Look through the lines below and extract each one that contains "субъектов".

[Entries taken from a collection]
____________

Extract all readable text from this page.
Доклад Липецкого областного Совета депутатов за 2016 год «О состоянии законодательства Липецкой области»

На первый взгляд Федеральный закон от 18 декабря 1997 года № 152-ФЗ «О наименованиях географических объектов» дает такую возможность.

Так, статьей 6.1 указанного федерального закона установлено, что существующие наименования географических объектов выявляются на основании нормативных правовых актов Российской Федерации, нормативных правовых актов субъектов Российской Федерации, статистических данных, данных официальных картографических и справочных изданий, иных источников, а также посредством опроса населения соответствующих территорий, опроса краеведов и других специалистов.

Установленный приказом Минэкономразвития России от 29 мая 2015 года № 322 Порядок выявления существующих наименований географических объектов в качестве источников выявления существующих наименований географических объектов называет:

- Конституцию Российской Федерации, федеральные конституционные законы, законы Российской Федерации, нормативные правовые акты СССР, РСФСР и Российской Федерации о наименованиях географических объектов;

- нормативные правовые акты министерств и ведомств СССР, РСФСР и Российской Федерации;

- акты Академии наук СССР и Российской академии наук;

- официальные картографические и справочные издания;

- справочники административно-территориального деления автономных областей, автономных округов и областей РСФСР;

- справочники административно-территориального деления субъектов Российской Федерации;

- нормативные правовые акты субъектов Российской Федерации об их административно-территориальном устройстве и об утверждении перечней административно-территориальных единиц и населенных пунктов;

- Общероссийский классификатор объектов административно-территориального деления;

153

____________

Reply to the exercise
Так, статьей 6.1 указанного федерального закона установлено, что существующие наименования географических объектов выявляются на основании нормативных правовых актов Российской Федерации, нормативных правовых актов субъектов Российской Федерации, статистических данных, данных официальных картографических и справочных изданий, иных источников, а также посредством опроса населения соответствующих территорий, опроса краеведов и других специалистов.
- справочники административно-территориального деления субъектов Российской Федерации;
- нормативные правовые акты субъектов Российской Федерации об их административно-территориальном устройстве и об утверждении перечней административно-территориальных единиц и населенных пунктов;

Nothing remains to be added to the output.